TASK TO CARRY OUT -
Write out exactly, with no other output, the lines below from the one that contains "Transcribe this image's" through the end.

INPUT -
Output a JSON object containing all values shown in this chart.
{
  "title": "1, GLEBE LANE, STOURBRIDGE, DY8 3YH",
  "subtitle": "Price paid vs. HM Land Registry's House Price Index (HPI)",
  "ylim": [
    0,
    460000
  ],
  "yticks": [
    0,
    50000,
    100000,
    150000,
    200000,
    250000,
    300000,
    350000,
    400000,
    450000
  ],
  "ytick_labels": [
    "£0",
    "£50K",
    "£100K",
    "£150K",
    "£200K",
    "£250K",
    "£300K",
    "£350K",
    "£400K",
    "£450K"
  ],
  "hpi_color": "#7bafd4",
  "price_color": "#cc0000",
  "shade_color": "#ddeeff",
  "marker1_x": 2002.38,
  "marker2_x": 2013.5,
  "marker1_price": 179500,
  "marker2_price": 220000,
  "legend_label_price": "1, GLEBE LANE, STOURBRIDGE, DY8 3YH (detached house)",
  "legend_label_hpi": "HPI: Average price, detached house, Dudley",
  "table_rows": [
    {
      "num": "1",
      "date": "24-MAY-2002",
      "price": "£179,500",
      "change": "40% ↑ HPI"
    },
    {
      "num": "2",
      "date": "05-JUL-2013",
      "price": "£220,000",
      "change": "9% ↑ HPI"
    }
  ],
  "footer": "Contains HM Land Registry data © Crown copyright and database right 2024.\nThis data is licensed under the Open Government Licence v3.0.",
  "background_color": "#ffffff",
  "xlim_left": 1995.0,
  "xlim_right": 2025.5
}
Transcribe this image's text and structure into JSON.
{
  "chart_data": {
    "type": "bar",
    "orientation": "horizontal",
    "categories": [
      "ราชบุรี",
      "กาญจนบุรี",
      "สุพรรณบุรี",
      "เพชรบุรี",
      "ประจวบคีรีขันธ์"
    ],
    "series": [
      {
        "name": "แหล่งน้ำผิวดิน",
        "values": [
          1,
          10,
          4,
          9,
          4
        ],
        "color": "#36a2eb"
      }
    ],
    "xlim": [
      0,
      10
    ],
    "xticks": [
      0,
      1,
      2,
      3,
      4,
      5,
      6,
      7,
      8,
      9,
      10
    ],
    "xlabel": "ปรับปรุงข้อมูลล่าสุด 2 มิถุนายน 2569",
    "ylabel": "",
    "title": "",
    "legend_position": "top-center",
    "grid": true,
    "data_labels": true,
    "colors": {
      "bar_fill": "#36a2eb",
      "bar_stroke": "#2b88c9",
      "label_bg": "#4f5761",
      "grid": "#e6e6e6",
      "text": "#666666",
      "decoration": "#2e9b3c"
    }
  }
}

RESPONSE BELOW -
Transcribe this image's text and structure into JSON.
{
  "chart_data": {
    "type": "bar",
    "orientation": "horizontal",
    "categories": [
      "ราชบุรี",
      "กาญจนบุรี",
      "สุพรรณบุรี",
      "เพชรบุรี",
      "ประจวบคีรีขันธ์"
    ],
    "series": [
      {
        "name": "แหล่งน้ำผิวดิน",
        "values": [
          1,
          10,
          4,
          9,
          4
        ],
        "color": "#36a2eb"
      }
    ],
    "xlim": [
      0,
      10
    ],
    "xticks": [
      0,
      1,
      2,
      3,
      4,
      5,
      6,
      7,
      8,
      9,
      10
    ],
    "xlabel": "ปรับปรุงข้อมูลล่าสุด 2 มิถุนายน 2569",
    "ylabel": "",
    "title": "",
    "legend_position": "top-center",
    "grid": true,
    "data_labels": true,
    "colors": {
      "bar_fill": "#36a2eb",
      "bar_stroke": "#2b88c9",
      "label_bg": "#4f5761",
      "grid": "#e6e6e6",
      "text": "#666666",
      "decoration": "#2e9b3c"
    }
  }
}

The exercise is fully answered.